_Task requirements_. Answer with one number: how many lines have "Phasellus".
----
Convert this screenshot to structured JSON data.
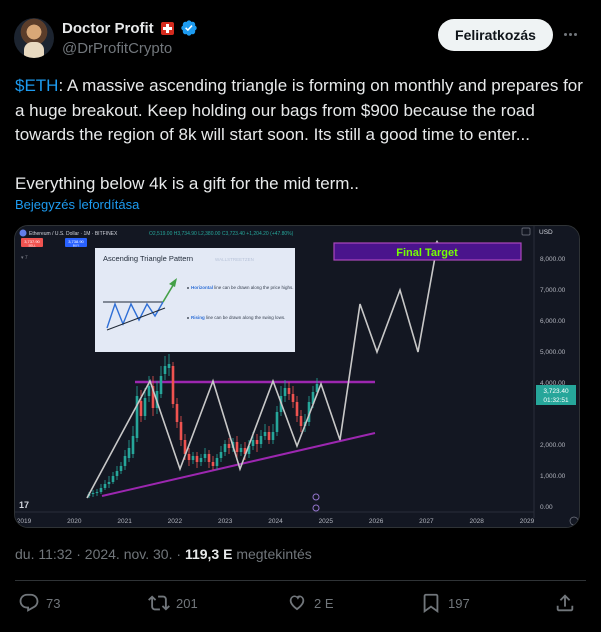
{
  "author": {
    "name": "Doctor Profit",
    "handle": "@DrProfitCrypto"
  },
  "subscribe_label": "Feliratkozás",
  "tweet": {
    "cashtag": "$ETH",
    "text_rest": ": A massive ascending triangle is forming on monthly and prepares for a huge breakout. Keep holding our bags from $900 because the road towards the region of 8k will start soon. Its still a good time to enter...",
    "text_second": "Everything below 4k is a gift for the mid term..",
    "translate_label": "Bejegyzés lefordítása"
  },
  "chart": {
    "header_text": "Ethereum / U.S. Dollar · 1M · BITFINEX",
    "ohlc_text": "O2,519.00 H3,734.90 L2,380.00 C3,723.40 +1,204.20 (+47.80%)",
    "sell_price": "3,737.90",
    "sell_label": "SELL",
    "buy_price": "3,738.90",
    "buy_label": "BUY",
    "currency": "USD",
    "y_ticks": [
      "8,000.00",
      "7,000.00",
      "6,000.00",
      "5,000.00",
      "4,000.00",
      "2,000.00",
      "1,000.00",
      "0.00"
    ],
    "x_ticks": [
      "2019",
      "2020",
      "2021",
      "2022",
      "2023",
      "2024",
      "2025",
      "2026",
      "2027",
      "2028",
      "2029"
    ],
    "price_tag": "3,723.40",
    "countdown": "01:32:51",
    "final_target": "Final Target",
    "inset_title": "Ascending Triangle Pattern",
    "inset_brand": "WALLSTREETZEN",
    "inset_note1_bold": "Horizontal",
    "inset_note1_rest": " line can be drawn along the price highs.",
    "inset_note2_bold": "Rising",
    "inset_note2_rest": " line can be drawn along the swing lows.",
    "tv_logo": "17",
    "colors": {
      "up": "#26a69a",
      "down": "#ef5350",
      "resistance": "#9c27b0",
      "projection": "#c8c8c8",
      "target_bg": "#4a148c",
      "target_text": "#76ff03"
    }
  },
  "meta": {
    "timestamp": "du. 11:32 · 2024. nov. 30. · ",
    "views_count": "119,3 E",
    "views_label": " megtekintés"
  },
  "actions": {
    "replies": "73",
    "reposts": "201",
    "likes": "2 E",
    "bookmarks": "197"
  }
}
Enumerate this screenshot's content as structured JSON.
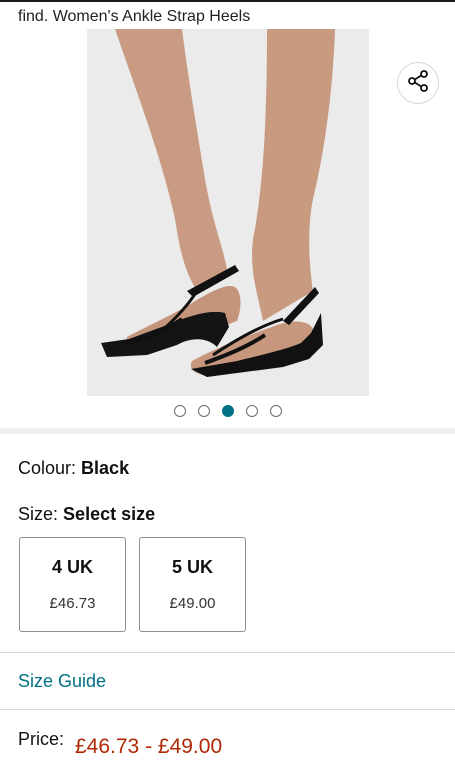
{
  "product": {
    "title": "find. Women's Ankle Strap Heels"
  },
  "gallery": {
    "image_description": "black strappy wedge sandals",
    "dot_count": 5,
    "active_index": 2
  },
  "colour": {
    "label": "Colour:",
    "value": "Black"
  },
  "size": {
    "label": "Size:",
    "value": "Select size",
    "options": [
      {
        "label": "4 UK",
        "price": "£46.73"
      },
      {
        "label": "5 UK",
        "price": "£49.00"
      }
    ]
  },
  "size_guide": {
    "label": "Size Guide"
  },
  "price": {
    "label": "Price:",
    "range": "£46.73 - £49.00"
  },
  "colors": {
    "link": "#007185",
    "price": "#b12704",
    "active_dot": "#007185"
  },
  "icons": {
    "share": "share-icon"
  }
}
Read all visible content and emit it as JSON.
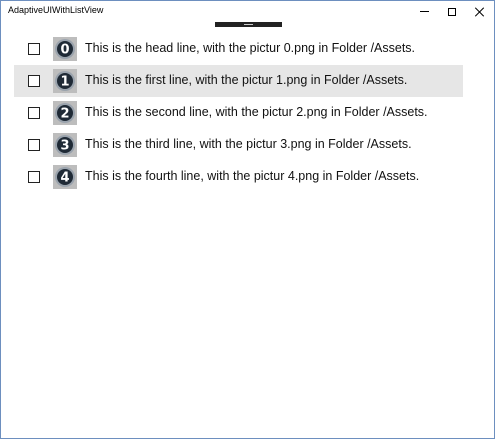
{
  "window": {
    "title": "AdaptiveUIWithListView",
    "controls": {
      "minimize": "minimize-icon",
      "maximize": "maximize-icon",
      "close": "close-icon"
    }
  },
  "list": {
    "items": [
      {
        "number": "0",
        "text": "This is the head line, with the pictur 0.png in Folder /Assets.",
        "selected": false,
        "checked": false
      },
      {
        "number": "1",
        "text": "This is the first line, with the pictur 1.png in Folder /Assets.",
        "selected": true,
        "checked": false
      },
      {
        "number": "2",
        "text": "This is the second line, with the pictur 2.png in Folder /Assets.",
        "selected": false,
        "checked": false
      },
      {
        "number": "3",
        "text": "This is the third line, with the pictur 3.png in Folder /Assets.",
        "selected": false,
        "checked": false
      },
      {
        "number": "4",
        "text": "This is the fourth line, with the pictur 4.png in Folder /Assets.",
        "selected": false,
        "checked": false
      }
    ]
  },
  "colors": {
    "selection": "#e6e6e6",
    "badge_dark": "#1f2a36",
    "badge_ring": "#9aa3ad",
    "thumb_bg": "#bdbdbd"
  }
}
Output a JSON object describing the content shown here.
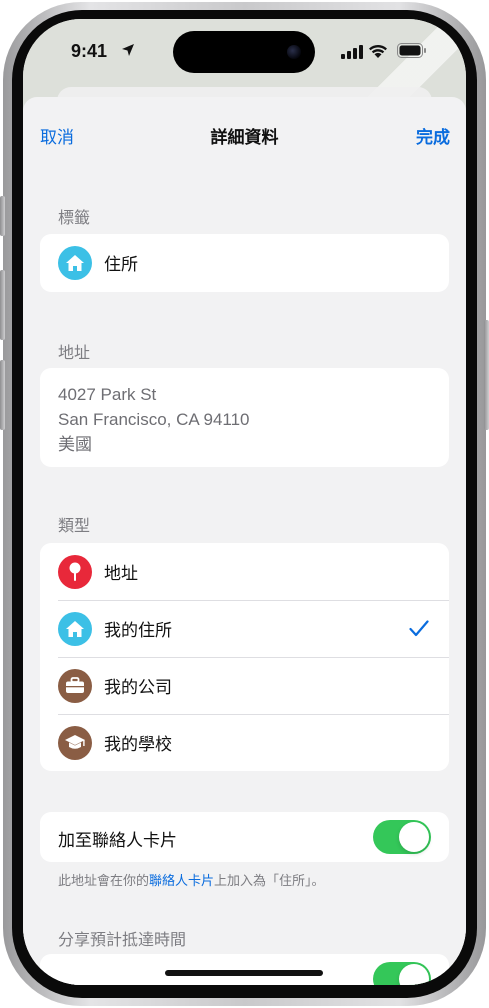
{
  "status_bar": {
    "time": "9:41"
  },
  "nav": {
    "cancel_label": "取消",
    "title": "詳細資料",
    "done_label": "完成"
  },
  "label_section": {
    "header": "標籤",
    "value": "住所"
  },
  "address_section": {
    "header": "地址",
    "lines": [
      "4027 Park St",
      "San Francisco, CA  94110",
      "美國"
    ]
  },
  "type_section": {
    "header": "類型",
    "options": [
      {
        "label": "地址",
        "icon": "pin-icon",
        "color": "#e8283a",
        "selected": false
      },
      {
        "label": "我的住所",
        "icon": "house-icon",
        "color": "#3cc0e6",
        "selected": true
      },
      {
        "label": "我的公司",
        "icon": "briefcase-icon",
        "color": "#8a5d44",
        "selected": false
      },
      {
        "label": "我的學校",
        "icon": "graduation-cap-icon",
        "color": "#8a5d44",
        "selected": false
      }
    ]
  },
  "contact_card": {
    "toggle_label": "加至聯絡人卡片",
    "toggle_on": true,
    "footnote_prefix": "此地址會在你的",
    "footnote_link": "聯絡人卡片",
    "footnote_suffix": "上加入為「住所」。"
  },
  "eta_section": {
    "header": "分享預計抵達時間",
    "toggle_on": true
  },
  "colors": {
    "accent_blue": "#0a6cde",
    "toggle_green": "#34c759",
    "house_cyan": "#3cc0e6",
    "pin_red": "#e8283a",
    "brown": "#8a5d44"
  }
}
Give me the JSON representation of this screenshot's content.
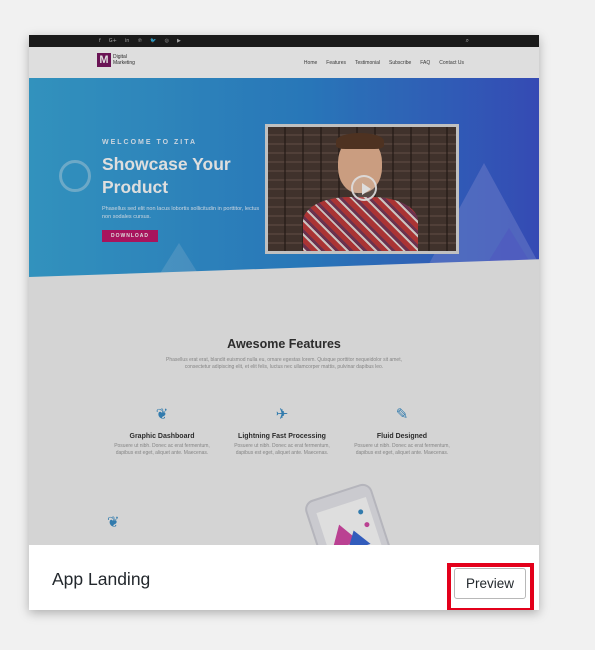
{
  "preview": {
    "social_icons": [
      "f",
      "G+",
      "in",
      "℗",
      "🐦",
      "◎",
      "▶"
    ],
    "logo": {
      "mark": "M",
      "line1": "Digital",
      "line2": "Marketing"
    },
    "menu": [
      "Home",
      "Features",
      "Testimonial",
      "Subscribe",
      "FAQ",
      "Contact Us"
    ],
    "hero": {
      "eyebrow": "WELCOME TO ZITA",
      "headline": "Showcase Your Product",
      "blurb": "Phasellus sed elit non lacus lobortis sollicitudin in porttitor, lectus non sodales cursus.",
      "button": "DOWNLOAD"
    },
    "features": {
      "title": "Awesome Features",
      "subtitle": "Phasellus erat erat, blandit euismod nulla eu, ornare egestas lorem. Quisque porttitor nequeidolor sit amet, consectetur adipiscing elit, et elit felis, luctus nec ullamcorper mattis, pulvinar dapibus leo.",
      "items": [
        {
          "icon": "leaf-icon",
          "title": "Graphic Dashboard",
          "text": "Posuere ut nibh. Donec ac erat fermentum, dapibus est eget, aliquet ante. Maecenas."
        },
        {
          "icon": "plane-icon",
          "title": "Lightning Fast Processing",
          "text": "Posuere ut nibh. Donec ac erat fermentum, dapibus est eget, aliquet ante. Maecenas."
        },
        {
          "icon": "pencil-square-icon",
          "title": "Fluid Designed",
          "text": "Posuere ut nibh. Donec ac erat fermentum, dapibus est eget, aliquet ante. Maecenas."
        }
      ]
    }
  },
  "card": {
    "title": "App Landing",
    "preview_button": "Preview"
  },
  "colors": {
    "highlight": "#e3001b",
    "hero_start": "#3aa8d9",
    "hero_end": "#3d56cf",
    "accent_button": "#c2186b"
  }
}
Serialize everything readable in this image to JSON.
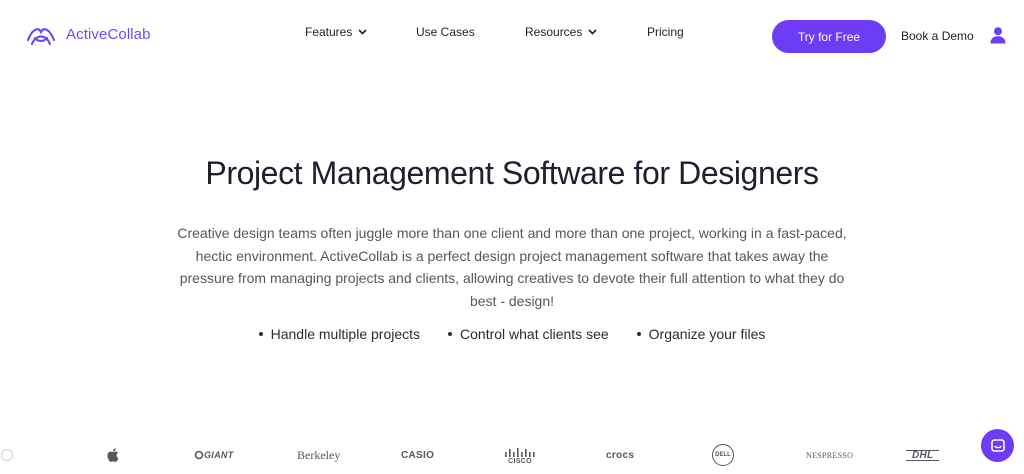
{
  "header": {
    "logo_text": "ActiveCollab",
    "nav": [
      {
        "label": "Features",
        "has_dropdown": true
      },
      {
        "label": "Use Cases",
        "has_dropdown": false
      },
      {
        "label": "Resources",
        "has_dropdown": true
      },
      {
        "label": "Pricing",
        "has_dropdown": false
      }
    ],
    "cta_label": "Try for Free",
    "demo_label": "Book a Demo",
    "user_icon": "user-icon"
  },
  "hero": {
    "title": "Project Management Software for Designers",
    "description": "Creative design teams often juggle more than one client and more than one project, working in a fast-paced, hectic environment. ActiveCollab is a perfect design project management software that takes away the pressure from managing projects and clients, allowing creatives to devote their full attention to what they do best - design!",
    "bullets": [
      "Handle multiple projects",
      "Control what clients see",
      "Organize your files"
    ]
  },
  "logos": [
    {
      "name": "apple-logo",
      "text": ""
    },
    {
      "name": "giant-logo",
      "text": "GIANT"
    },
    {
      "name": "berkeley-logo",
      "text": "Berkeley"
    },
    {
      "name": "casio-logo",
      "text": "CASIO"
    },
    {
      "name": "cisco-logo",
      "text": "CISCO"
    },
    {
      "name": "crocs-logo",
      "text": "crocs"
    },
    {
      "name": "dell-logo",
      "text": "DELL"
    },
    {
      "name": "nespresso-logo",
      "text": "NESPRESSO"
    },
    {
      "name": "dhl-logo",
      "text": "DHL"
    }
  ],
  "colors": {
    "accent": "#6c3df4",
    "logo": "#6c4cf0",
    "text": "#1f1f2e",
    "muted": "#55575e"
  },
  "chat_icon": "chat-icon"
}
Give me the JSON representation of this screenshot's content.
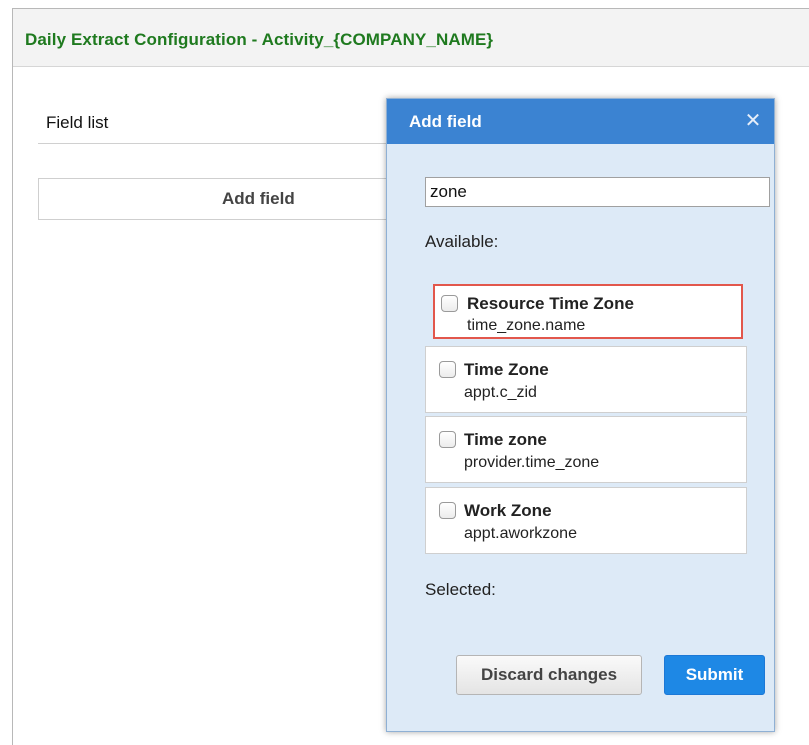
{
  "page": {
    "title": "Daily Extract Configuration - Activity_{COMPANY_NAME}",
    "field_list_label": "Field list",
    "add_field_button": "Add field"
  },
  "dialog": {
    "title": "Add field",
    "close_icon": "close-icon",
    "search_value": "zone",
    "available_label": "Available:",
    "selected_label": "Selected:",
    "available": [
      {
        "name": "Resource Time Zone",
        "key": "time_zone.name",
        "checked": false,
        "highlighted": true
      },
      {
        "name": "Time Zone",
        "key": "appt.c_zid",
        "checked": false,
        "highlighted": false
      },
      {
        "name": "Time zone",
        "key": "provider.time_zone",
        "checked": false,
        "highlighted": false
      },
      {
        "name": "Work Zone",
        "key": "appt.aworkzone",
        "checked": false,
        "highlighted": false
      }
    ],
    "discard_button": "Discard changes",
    "submit_button": "Submit"
  },
  "colors": {
    "title_green": "#1f7a1f",
    "dialog_header": "#3b83d2",
    "dialog_body": "#ddeaf7",
    "submit_blue": "#1e88e5",
    "highlight_red": "#e2574c"
  }
}
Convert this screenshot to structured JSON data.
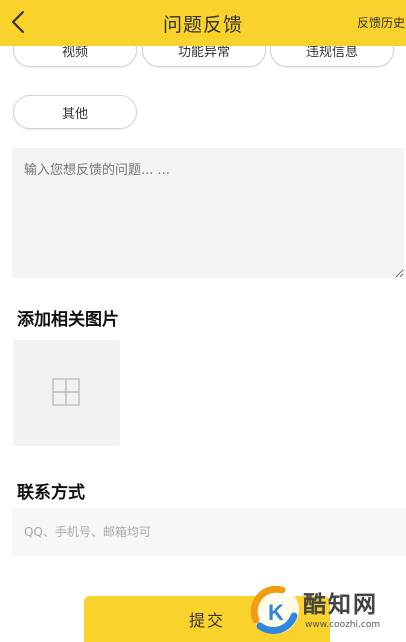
{
  "header": {
    "title": "问题反馈",
    "history_label": "反馈历史",
    "background": "#f9d22c",
    "back_icon": "chevron-left-icon"
  },
  "categories": [
    "视频",
    "功能异常",
    "违规信息",
    "其他"
  ],
  "feedback": {
    "placeholder": "输入您想反馈的问题... ..."
  },
  "images_section": {
    "title": "添加相关图片",
    "add_icon": "plus-icon"
  },
  "contact_section": {
    "title": "联系方式",
    "placeholder": "QQ、手机号、邮箱均可"
  },
  "submit": {
    "label": "提交",
    "color": "#f9d22c"
  },
  "watermark": {
    "logo_letter": "K",
    "text": "酷知网",
    "url": "www.coozhi.com"
  }
}
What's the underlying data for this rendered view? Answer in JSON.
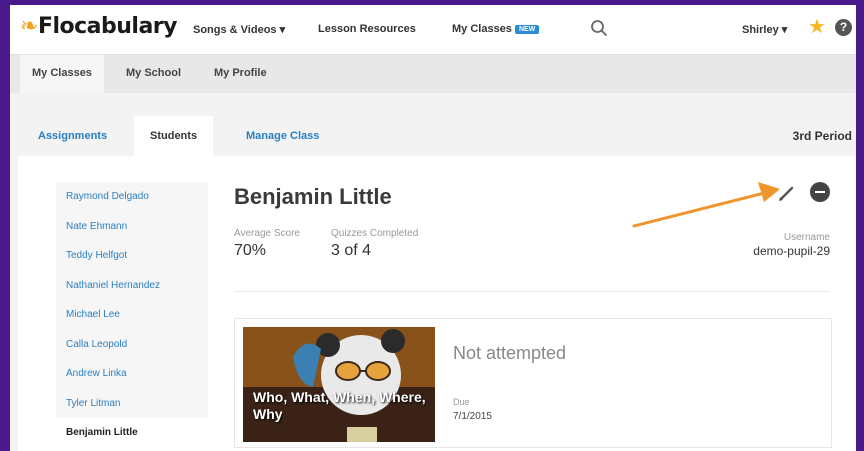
----
_Expected answer_. 2